### Given task
In the data below, locate each line with the word "color" and list it.
==============================
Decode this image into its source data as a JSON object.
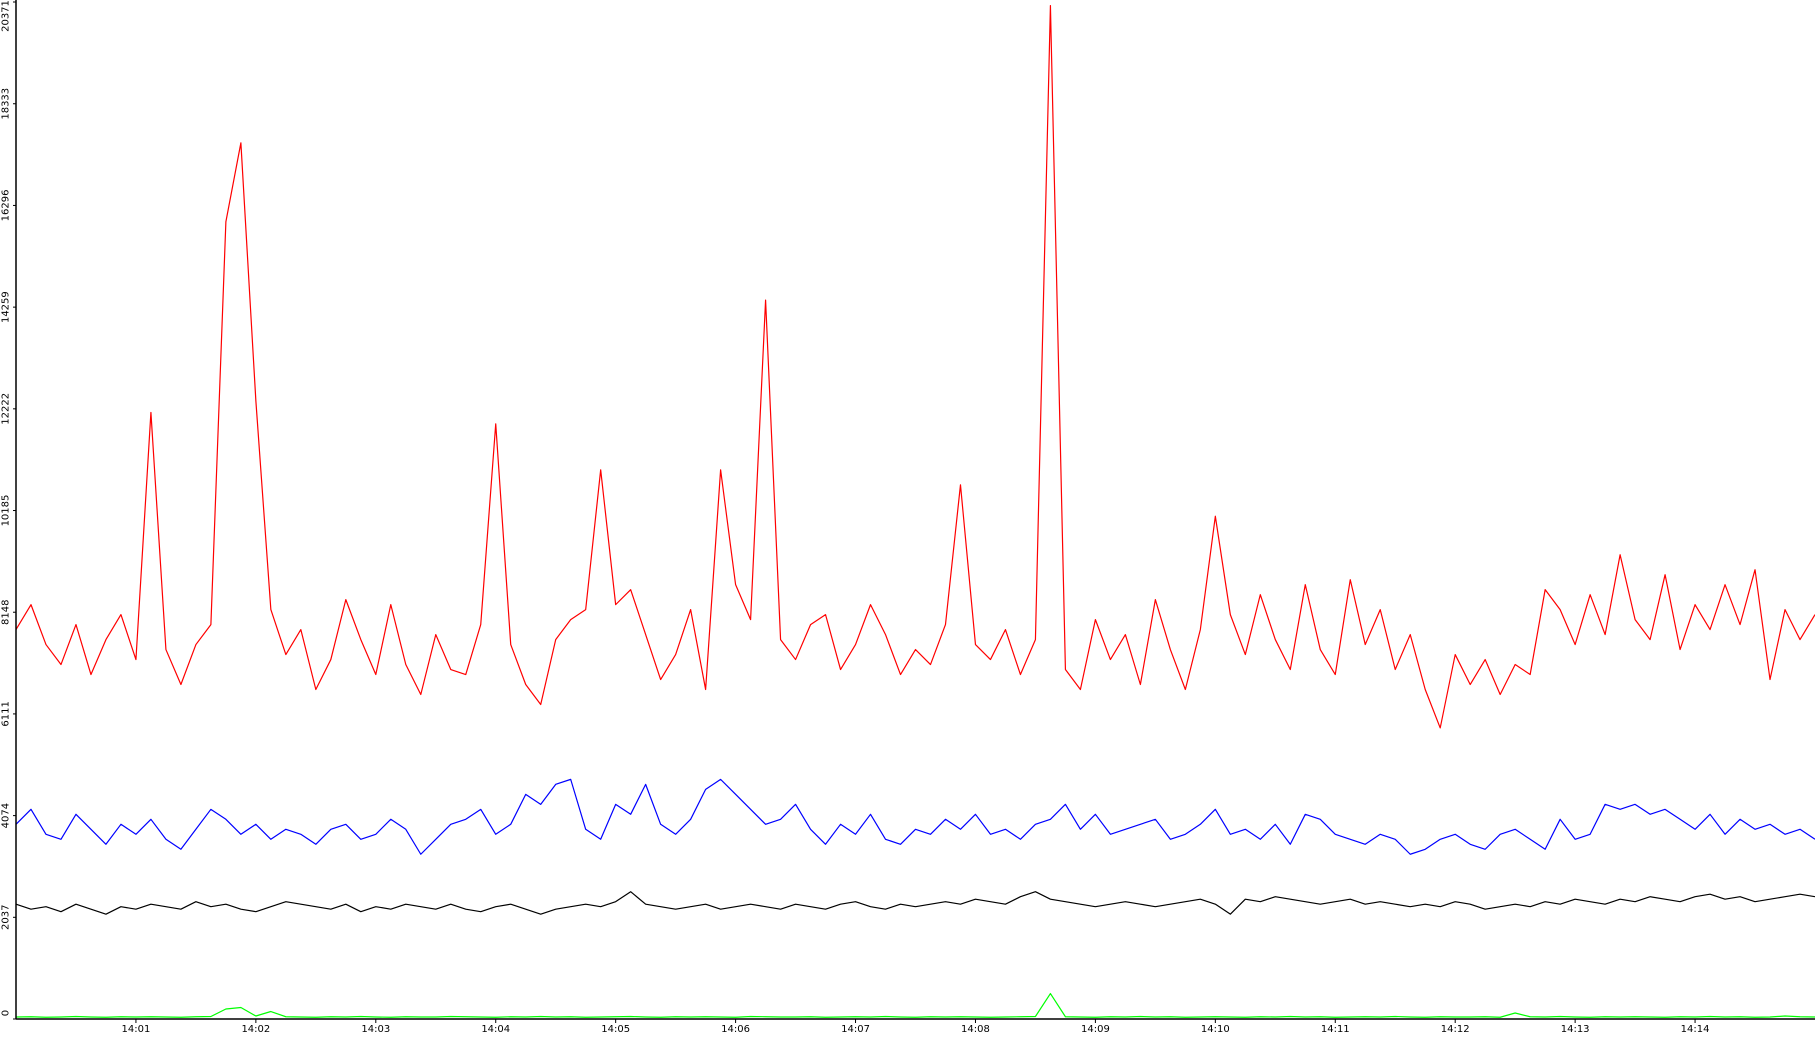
{
  "chart_data": {
    "type": "line",
    "grid": false,
    "xlim": [
      0,
      15
    ],
    "ylim": [
      0,
      20371
    ],
    "xticks": [
      {
        "value": 1,
        "label": "14:01"
      },
      {
        "value": 2,
        "label": "14:02"
      },
      {
        "value": 3,
        "label": "14:03"
      },
      {
        "value": 4,
        "label": "14:04"
      },
      {
        "value": 5,
        "label": "14:05"
      },
      {
        "value": 6,
        "label": "14:06"
      },
      {
        "value": 7,
        "label": "14:07"
      },
      {
        "value": 8,
        "label": "14:08"
      },
      {
        "value": 9,
        "label": "14:09"
      },
      {
        "value": 10,
        "label": "14:10"
      },
      {
        "value": 11,
        "label": "14:11"
      },
      {
        "value": 12,
        "label": "14:12"
      },
      {
        "value": 13,
        "label": "14:13"
      },
      {
        "value": 14,
        "label": "14:14"
      }
    ],
    "yticks": [
      0,
      2037,
      4074,
      6111,
      8148,
      10185,
      12222,
      14259,
      16296,
      18333,
      20371
    ],
    "x": [
      0,
      0.125,
      0.25,
      0.375,
      0.5,
      0.625,
      0.75,
      0.875,
      1,
      1.125,
      1.25,
      1.375,
      1.5,
      1.625,
      1.75,
      1.875,
      2,
      2.125,
      2.25,
      2.375,
      2.5,
      2.625,
      2.75,
      2.875,
      3,
      3.125,
      3.25,
      3.375,
      3.5,
      3.625,
      3.75,
      3.875,
      4,
      4.125,
      4.25,
      4.375,
      4.5,
      4.625,
      4.75,
      4.875,
      5,
      5.125,
      5.25,
      5.375,
      5.5,
      5.625,
      5.75,
      5.875,
      6,
      6.125,
      6.25,
      6.375,
      6.5,
      6.625,
      6.75,
      6.875,
      7,
      7.125,
      7.25,
      7.375,
      7.5,
      7.625,
      7.75,
      7.875,
      8,
      8.125,
      8.25,
      8.375,
      8.5,
      8.625,
      8.75,
      8.875,
      9,
      9.125,
      9.25,
      9.375,
      9.5,
      9.625,
      9.75,
      9.875,
      10,
      10.125,
      10.25,
      10.375,
      10.5,
      10.625,
      10.75,
      10.875,
      11,
      11.125,
      11.25,
      11.375,
      11.5,
      11.625,
      11.75,
      11.875,
      12,
      12.125,
      12.25,
      12.375,
      12.5,
      12.625,
      12.75,
      12.875,
      13,
      13.125,
      13.25,
      13.375,
      13.5,
      13.625,
      13.75,
      13.875,
      14,
      14.125,
      14.25,
      14.375,
      14.5,
      14.625,
      14.75,
      14.875,
      15
    ],
    "series": [
      {
        "color": "#ff0000",
        "values": [
          7800,
          8300,
          7500,
          7100,
          7900,
          6900,
          7600,
          8100,
          7200,
          12150,
          7400,
          6700,
          7500,
          7900,
          15970,
          17550,
          12380,
          8200,
          7300,
          7800,
          6600,
          7200,
          8400,
          7600,
          6900,
          8300,
          7100,
          6500,
          7700,
          7000,
          6900,
          7900,
          11920,
          7500,
          6700,
          6300,
          7600,
          8000,
          8200,
          11000,
          8300,
          8600,
          7700,
          6800,
          7300,
          8200,
          6600,
          11000,
          8700,
          8000,
          14400,
          7600,
          7200,
          7900,
          8100,
          7000,
          7500,
          8300,
          7700,
          6900,
          7400,
          7100,
          7900,
          10700,
          7500,
          7200,
          7800,
          6900,
          7600,
          20300,
          7000,
          6600,
          8000,
          7200,
          7700,
          6700,
          8400,
          7400,
          6600,
          7800,
          10070,
          8100,
          7300,
          8500,
          7600,
          7000,
          8700,
          7400,
          6900,
          8800,
          7500,
          8200,
          7000,
          7700,
          6600,
          5830,
          7300,
          6700,
          7200,
          6500,
          7100,
          6900,
          8600,
          8200,
          7500,
          8500,
          7700,
          9300,
          8000,
          7600,
          8900,
          7400,
          8300,
          7800,
          8700,
          7900,
          9000,
          6800,
          8200,
          7600,
          8100
        ]
      },
      {
        "color": "#0000ff",
        "values": [
          3900,
          4200,
          3700,
          3600,
          4100,
          3800,
          3500,
          3900,
          3700,
          4000,
          3600,
          3400,
          3800,
          4200,
          4000,
          3700,
          3900,
          3600,
          3800,
          3700,
          3500,
          3800,
          3900,
          3600,
          3700,
          4000,
          3800,
          3300,
          3600,
          3900,
          4000,
          4200,
          3700,
          3900,
          4500,
          4300,
          4700,
          4800,
          3800,
          3600,
          4300,
          4100,
          4700,
          3900,
          3700,
          4000,
          4600,
          4800,
          4500,
          4200,
          3900,
          4000,
          4300,
          3800,
          3500,
          3900,
          3700,
          4100,
          3600,
          3500,
          3800,
          3700,
          4000,
          3800,
          4100,
          3700,
          3800,
          3600,
          3900,
          4000,
          4300,
          3800,
          4100,
          3700,
          3800,
          3900,
          4000,
          3600,
          3700,
          3900,
          4200,
          3700,
          3800,
          3600,
          3900,
          3500,
          4100,
          4000,
          3700,
          3600,
          3500,
          3700,
          3600,
          3300,
          3400,
          3600,
          3700,
          3500,
          3400,
          3700,
          3800,
          3600,
          3400,
          4000,
          3600,
          3700,
          4300,
          4200,
          4300,
          4100,
          4200,
          4000,
          3800,
          4100,
          3700,
          4000,
          3800,
          3900,
          3700,
          3800,
          3600
        ]
      },
      {
        "color": "#000000",
        "values": [
          2300,
          2200,
          2250,
          2150,
          2300,
          2200,
          2100,
          2250,
          2200,
          2300,
          2250,
          2200,
          2350,
          2250,
          2300,
          2200,
          2150,
          2250,
          2350,
          2300,
          2250,
          2200,
          2300,
          2150,
          2250,
          2200,
          2300,
          2250,
          2200,
          2300,
          2200,
          2150,
          2250,
          2300,
          2200,
          2100,
          2200,
          2250,
          2300,
          2250,
          2350,
          2550,
          2300,
          2250,
          2200,
          2250,
          2300,
          2200,
          2250,
          2300,
          2250,
          2200,
          2300,
          2250,
          2200,
          2300,
          2350,
          2250,
          2200,
          2300,
          2250,
          2300,
          2350,
          2300,
          2400,
          2350,
          2300,
          2450,
          2550,
          2400,
          2350,
          2300,
          2250,
          2300,
          2350,
          2300,
          2250,
          2300,
          2350,
          2400,
          2300,
          2100,
          2400,
          2350,
          2450,
          2400,
          2350,
          2300,
          2350,
          2400,
          2300,
          2350,
          2300,
          2250,
          2300,
          2250,
          2350,
          2300,
          2200,
          2250,
          2300,
          2250,
          2350,
          2300,
          2400,
          2350,
          2300,
          2400,
          2350,
          2450,
          2400,
          2350,
          2450,
          2500,
          2400,
          2450,
          2350,
          2400,
          2450,
          2500,
          2450
        ]
      },
      {
        "color": "#00ff00",
        "values": [
          40,
          45,
          35,
          40,
          50,
          40,
          35,
          45,
          40,
          45,
          40,
          35,
          45,
          50,
          200,
          230,
          60,
          150,
          45,
          40,
          35,
          45,
          40,
          50,
          40,
          35,
          45,
          40,
          40,
          50,
          45,
          40,
          35,
          45,
          40,
          50,
          40,
          45,
          35,
          40,
          45,
          50,
          40,
          35,
          45,
          40,
          45,
          40,
          35,
          50,
          45,
          40,
          40,
          45,
          35,
          40,
          45,
          40,
          50,
          40,
          35,
          45,
          40,
          45,
          40,
          35,
          40,
          45,
          50,
          510,
          45,
          40,
          35,
          45,
          40,
          50,
          40,
          45,
          35,
          40,
          45,
          40,
          35,
          45,
          40,
          50,
          40,
          45,
          35,
          40,
          45,
          40,
          50,
          40,
          35,
          45,
          40,
          40,
          45,
          35,
          120,
          45,
          40,
          50,
          40,
          35,
          45,
          40,
          45,
          40,
          35,
          45,
          40,
          50,
          40,
          45,
          35,
          40,
          60,
          45,
          40
        ]
      }
    ]
  }
}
==============================
### Written answer
        "color": "#ff0000",
        "color": "#0000ff",
        "color": "#000000",
        "color": "#00ff00",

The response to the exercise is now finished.